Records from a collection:

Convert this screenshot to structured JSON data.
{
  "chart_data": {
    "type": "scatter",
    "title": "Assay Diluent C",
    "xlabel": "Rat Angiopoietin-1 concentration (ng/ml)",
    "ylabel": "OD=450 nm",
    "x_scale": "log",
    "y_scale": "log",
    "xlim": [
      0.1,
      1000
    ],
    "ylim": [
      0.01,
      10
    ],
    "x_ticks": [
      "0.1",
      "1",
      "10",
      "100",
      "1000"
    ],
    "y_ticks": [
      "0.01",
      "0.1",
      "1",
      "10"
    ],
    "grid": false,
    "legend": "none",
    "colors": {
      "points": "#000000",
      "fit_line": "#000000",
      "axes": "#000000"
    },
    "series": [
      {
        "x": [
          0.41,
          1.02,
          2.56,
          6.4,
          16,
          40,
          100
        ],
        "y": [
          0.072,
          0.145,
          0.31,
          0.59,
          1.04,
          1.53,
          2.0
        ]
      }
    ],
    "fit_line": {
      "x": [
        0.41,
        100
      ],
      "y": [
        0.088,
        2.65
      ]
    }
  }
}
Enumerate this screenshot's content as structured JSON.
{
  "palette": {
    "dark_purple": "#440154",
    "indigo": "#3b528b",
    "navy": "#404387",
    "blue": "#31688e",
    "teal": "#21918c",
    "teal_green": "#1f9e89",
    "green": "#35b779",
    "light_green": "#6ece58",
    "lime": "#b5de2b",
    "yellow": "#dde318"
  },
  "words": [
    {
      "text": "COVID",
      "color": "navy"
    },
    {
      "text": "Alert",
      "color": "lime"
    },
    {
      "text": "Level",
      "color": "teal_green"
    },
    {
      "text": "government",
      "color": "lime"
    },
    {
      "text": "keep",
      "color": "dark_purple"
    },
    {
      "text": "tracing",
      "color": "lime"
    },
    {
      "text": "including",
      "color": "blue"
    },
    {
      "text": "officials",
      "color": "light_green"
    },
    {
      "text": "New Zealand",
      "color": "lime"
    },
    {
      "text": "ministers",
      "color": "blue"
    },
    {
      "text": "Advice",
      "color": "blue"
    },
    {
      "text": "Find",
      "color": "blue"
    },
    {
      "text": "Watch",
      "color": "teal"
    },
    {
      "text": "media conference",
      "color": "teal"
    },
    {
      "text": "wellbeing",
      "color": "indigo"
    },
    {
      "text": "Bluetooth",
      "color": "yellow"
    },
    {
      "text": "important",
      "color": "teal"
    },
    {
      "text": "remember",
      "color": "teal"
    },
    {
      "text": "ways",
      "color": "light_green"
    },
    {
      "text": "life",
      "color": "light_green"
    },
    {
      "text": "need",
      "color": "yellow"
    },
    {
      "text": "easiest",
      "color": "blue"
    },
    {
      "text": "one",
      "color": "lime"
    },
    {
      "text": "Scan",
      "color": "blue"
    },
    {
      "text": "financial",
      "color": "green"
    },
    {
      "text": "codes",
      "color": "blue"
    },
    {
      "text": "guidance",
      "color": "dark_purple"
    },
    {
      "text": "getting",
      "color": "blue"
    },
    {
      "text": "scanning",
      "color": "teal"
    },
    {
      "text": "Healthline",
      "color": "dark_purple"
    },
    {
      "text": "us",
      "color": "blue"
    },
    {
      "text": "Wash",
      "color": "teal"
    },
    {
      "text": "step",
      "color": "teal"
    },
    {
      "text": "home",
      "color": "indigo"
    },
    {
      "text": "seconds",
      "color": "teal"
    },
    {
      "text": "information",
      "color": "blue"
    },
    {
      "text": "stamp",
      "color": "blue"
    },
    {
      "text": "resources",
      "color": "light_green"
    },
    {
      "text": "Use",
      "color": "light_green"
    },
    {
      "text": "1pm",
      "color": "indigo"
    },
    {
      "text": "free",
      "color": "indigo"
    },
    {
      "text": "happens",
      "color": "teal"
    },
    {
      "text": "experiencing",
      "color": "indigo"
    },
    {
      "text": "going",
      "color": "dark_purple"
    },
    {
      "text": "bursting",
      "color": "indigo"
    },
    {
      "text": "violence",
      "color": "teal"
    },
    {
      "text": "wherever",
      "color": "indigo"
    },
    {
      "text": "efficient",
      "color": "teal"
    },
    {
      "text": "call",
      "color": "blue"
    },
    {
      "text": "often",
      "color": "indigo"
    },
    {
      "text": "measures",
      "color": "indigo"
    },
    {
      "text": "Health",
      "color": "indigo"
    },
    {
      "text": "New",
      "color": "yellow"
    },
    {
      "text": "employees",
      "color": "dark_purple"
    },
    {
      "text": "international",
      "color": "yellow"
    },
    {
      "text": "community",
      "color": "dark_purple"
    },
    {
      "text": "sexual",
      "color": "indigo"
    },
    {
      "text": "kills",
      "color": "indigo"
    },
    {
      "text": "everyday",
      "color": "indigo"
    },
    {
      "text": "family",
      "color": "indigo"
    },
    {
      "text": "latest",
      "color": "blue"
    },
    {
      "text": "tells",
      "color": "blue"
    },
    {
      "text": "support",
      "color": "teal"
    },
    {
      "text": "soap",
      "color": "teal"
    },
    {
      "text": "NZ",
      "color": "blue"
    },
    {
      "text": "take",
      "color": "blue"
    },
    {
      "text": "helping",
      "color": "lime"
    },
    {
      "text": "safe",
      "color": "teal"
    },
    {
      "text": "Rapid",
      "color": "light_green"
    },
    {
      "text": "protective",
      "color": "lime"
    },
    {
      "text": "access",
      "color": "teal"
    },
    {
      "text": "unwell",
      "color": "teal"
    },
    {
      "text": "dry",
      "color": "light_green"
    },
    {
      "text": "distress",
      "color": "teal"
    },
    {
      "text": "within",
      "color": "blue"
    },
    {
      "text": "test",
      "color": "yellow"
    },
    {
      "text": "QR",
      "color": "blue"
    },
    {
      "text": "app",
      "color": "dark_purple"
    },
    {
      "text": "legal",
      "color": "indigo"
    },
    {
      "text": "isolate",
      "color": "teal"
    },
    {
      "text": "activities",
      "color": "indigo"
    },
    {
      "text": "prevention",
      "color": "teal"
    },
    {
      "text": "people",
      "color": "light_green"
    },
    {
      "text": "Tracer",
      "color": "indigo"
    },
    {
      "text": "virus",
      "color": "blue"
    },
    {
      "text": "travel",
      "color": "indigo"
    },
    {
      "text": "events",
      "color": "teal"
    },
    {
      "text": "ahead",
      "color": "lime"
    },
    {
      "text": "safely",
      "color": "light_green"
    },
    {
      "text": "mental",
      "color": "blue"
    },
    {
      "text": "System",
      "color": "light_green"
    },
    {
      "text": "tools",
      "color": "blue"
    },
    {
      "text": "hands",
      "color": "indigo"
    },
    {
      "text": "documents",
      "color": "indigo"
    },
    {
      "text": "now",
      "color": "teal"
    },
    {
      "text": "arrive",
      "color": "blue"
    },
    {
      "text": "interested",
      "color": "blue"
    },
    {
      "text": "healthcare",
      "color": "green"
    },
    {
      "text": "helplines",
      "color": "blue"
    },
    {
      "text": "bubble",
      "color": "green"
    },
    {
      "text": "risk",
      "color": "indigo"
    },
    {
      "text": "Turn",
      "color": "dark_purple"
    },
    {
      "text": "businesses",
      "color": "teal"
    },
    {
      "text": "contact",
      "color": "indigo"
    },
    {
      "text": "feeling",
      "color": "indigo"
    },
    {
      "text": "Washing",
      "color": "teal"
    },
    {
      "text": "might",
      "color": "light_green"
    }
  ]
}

### Problem to work on
Your task is to output all of the data above word for word.

### Response area
Convert this screenshot to structured JSON data.
{
  "chart_data": {
    "type": "scatter",
    "title": "Assay Diluent C",
    "xlabel": "Rat Angiopoietin-1 concentration (ng/ml)",
    "ylabel": "OD=450 nm",
    "x_scale": "log",
    "y_scale": "log",
    "xlim": [
      0.1,
      1000
    ],
    "ylim": [
      0.01,
      10
    ],
    "x_ticks": [
      "0.1",
      "1",
      "10",
      "100",
      "1000"
    ],
    "y_ticks": [
      "0.01",
      "0.1",
      "1",
      "10"
    ],
    "grid": false,
    "legend": "none",
    "colors": {
      "points": "#000000",
      "fit_line": "#000000",
      "axes": "#000000"
    },
    "series": [
      {
        "x": [
          0.41,
          1.02,
          2.56,
          6.4,
          16,
          40,
          100
        ],
        "y": [
          0.072,
          0.145,
          0.31,
          0.59,
          1.04,
          1.53,
          2.0
        ]
      }
    ],
    "fit_line": {
      "x": [
        0.41,
        100
      ],
      "y": [
        0.088,
        2.65
      ]
    }
  }
}
Enumerate this screenshot's content as structured JSON.
{
  "palette": {
    "dark_purple": "#440154",
    "indigo": "#3b528b",
    "navy": "#404387",
    "blue": "#31688e",
    "teal": "#21918c",
    "teal_green": "#1f9e89",
    "green": "#35b779",
    "light_green": "#6ece58",
    "lime": "#b5de2b",
    "yellow": "#dde318"
  },
  "words": [
    {
      "text": "COVID",
      "color": "navy"
    },
    {
      "text": "Alert",
      "color": "lime"
    },
    {
      "text": "Level",
      "color": "teal_green"
    },
    {
      "text": "government",
      "color": "lime"
    },
    {
      "text": "keep",
      "color": "dark_purple"
    },
    {
      "text": "tracing",
      "color": "lime"
    },
    {
      "text": "including",
      "color": "blue"
    },
    {
      "text": "officials",
      "color": "light_green"
    },
    {
      "text": "New Zealand",
      "color": "lime"
    },
    {
      "text": "ministers",
      "color": "blue"
    },
    {
      "text": "Advice",
      "color": "blue"
    },
    {
      "text": "Find",
      "color": "blue"
    },
    {
      "text": "Watch",
      "color": "teal"
    },
    {
      "text": "media conference",
      "color": "teal"
    },
    {
      "text": "wellbeing",
      "color": "indigo"
    },
    {
      "text": "Bluetooth",
      "color": "yellow"
    },
    {
      "text": "important",
      "color": "teal"
    },
    {
      "text": "remember",
      "color": "teal"
    },
    {
      "text": "ways",
      "color": "light_green"
    },
    {
      "text": "life",
      "color": "light_green"
    },
    {
      "text": "need",
      "color": "yellow"
    },
    {
      "text": "easiest",
      "color": "blue"
    },
    {
      "text": "one",
      "color": "lime"
    },
    {
      "text": "Scan",
      "color": "blue"
    },
    {
      "text": "financial",
      "color": "green"
    },
    {
      "text": "codes",
      "color": "blue"
    },
    {
      "text": "guidance",
      "color": "dark_purple"
    },
    {
      "text": "getting",
      "color": "blue"
    },
    {
      "text": "scanning",
      "color": "teal"
    },
    {
      "text": "Healthline",
      "color": "dark_purple"
    },
    {
      "text": "us",
      "color": "blue"
    },
    {
      "text": "Wash",
      "color": "teal"
    },
    {
      "text": "step",
      "color": "teal"
    },
    {
      "text": "home",
      "color": "indigo"
    },
    {
      "text": "seconds",
      "color": "teal"
    },
    {
      "text": "information",
      "color": "blue"
    },
    {
      "text": "stamp",
      "color": "blue"
    },
    {
      "text": "resources",
      "color": "light_green"
    },
    {
      "text": "Use",
      "color": "light_green"
    },
    {
      "text": "1pm",
      "color": "indigo"
    },
    {
      "text": "free",
      "color": "indigo"
    },
    {
      "text": "happens",
      "color": "teal"
    },
    {
      "text": "experiencing",
      "color": "indigo"
    },
    {
      "text": "going",
      "color": "dark_purple"
    },
    {
      "text": "bursting",
      "color": "indigo"
    },
    {
      "text": "violence",
      "color": "teal"
    },
    {
      "text": "wherever",
      "color": "indigo"
    },
    {
      "text": "efficient",
      "color": "teal"
    },
    {
      "text": "call",
      "color": "blue"
    },
    {
      "text": "often",
      "color": "indigo"
    },
    {
      "text": "measures",
      "color": "indigo"
    },
    {
      "text": "Health",
      "color": "indigo"
    },
    {
      "text": "New",
      "color": "yellow"
    },
    {
      "text": "employees",
      "color": "dark_purple"
    },
    {
      "text": "international",
      "color": "yellow"
    },
    {
      "text": "community",
      "color": "dark_purple"
    },
    {
      "text": "sexual",
      "color": "indigo"
    },
    {
      "text": "kills",
      "color": "indigo"
    },
    {
      "text": "everyday",
      "color": "indigo"
    },
    {
      "text": "family",
      "color": "indigo"
    },
    {
      "text": "latest",
      "color": "blue"
    },
    {
      "text": "tells",
      "color": "blue"
    },
    {
      "text": "support",
      "color": "teal"
    },
    {
      "text": "soap",
      "color": "teal"
    },
    {
      "text": "NZ",
      "color": "blue"
    },
    {
      "text": "take",
      "color": "blue"
    },
    {
      "text": "helping",
      "color": "lime"
    },
    {
      "text": "safe",
      "color": "teal"
    },
    {
      "text": "Rapid",
      "color": "light_green"
    },
    {
      "text": "protective",
      "color": "lime"
    },
    {
      "text": "access",
      "color": "teal"
    },
    {
      "text": "unwell",
      "color": "teal"
    },
    {
      "text": "dry",
      "color": "light_green"
    },
    {
      "text": "distress",
      "color": "teal"
    },
    {
      "text": "within",
      "color": "blue"
    },
    {
      "text": "test",
      "color": "yellow"
    },
    {
      "text": "QR",
      "color": "blue"
    },
    {
      "text": "app",
      "color": "dark_purple"
    },
    {
      "text": "legal",
      "color": "indigo"
    },
    {
      "text": "isolate",
      "color": "teal"
    },
    {
      "text": "activities",
      "color": "indigo"
    },
    {
      "text": "prevention",
      "color": "teal"
    },
    {
      "text": "people",
      "color": "light_green"
    },
    {
      "text": "Tracer",
      "color": "indigo"
    },
    {
      "text": "virus",
      "color": "blue"
    },
    {
      "text": "travel",
      "color": "indigo"
    },
    {
      "text": "events",
      "color": "teal"
    },
    {
      "text": "ahead",
      "color": "lime"
    },
    {
      "text": "safely",
      "color": "light_green"
    },
    {
      "text": "mental",
      "color": "blue"
    },
    {
      "text": "System",
      "color": "light_green"
    },
    {
      "text": "tools",
      "color": "blue"
    },
    {
      "text": "hands",
      "color": "indigo"
    },
    {
      "text": "documents",
      "color": "indigo"
    },
    {
      "text": "now",
      "color": "teal"
    },
    {
      "text": "arrive",
      "color": "blue"
    },
    {
      "text": "interested",
      "color": "blue"
    },
    {
      "text": "healthcare",
      "color": "green"
    },
    {
      "text": "helplines",
      "color": "blue"
    },
    {
      "text": "bubble",
      "color": "green"
    },
    {
      "text": "risk",
      "color": "indigo"
    },
    {
      "text": "Turn",
      "color": "dark_purple"
    },
    {
      "text": "businesses",
      "color": "teal"
    },
    {
      "text": "contact",
      "color": "indigo"
    },
    {
      "text": "feeling",
      "color": "indigo"
    },
    {
      "text": "Washing",
      "color": "teal"
    },
    {
      "text": "might",
      "color": "light_green"
    }
  ]
}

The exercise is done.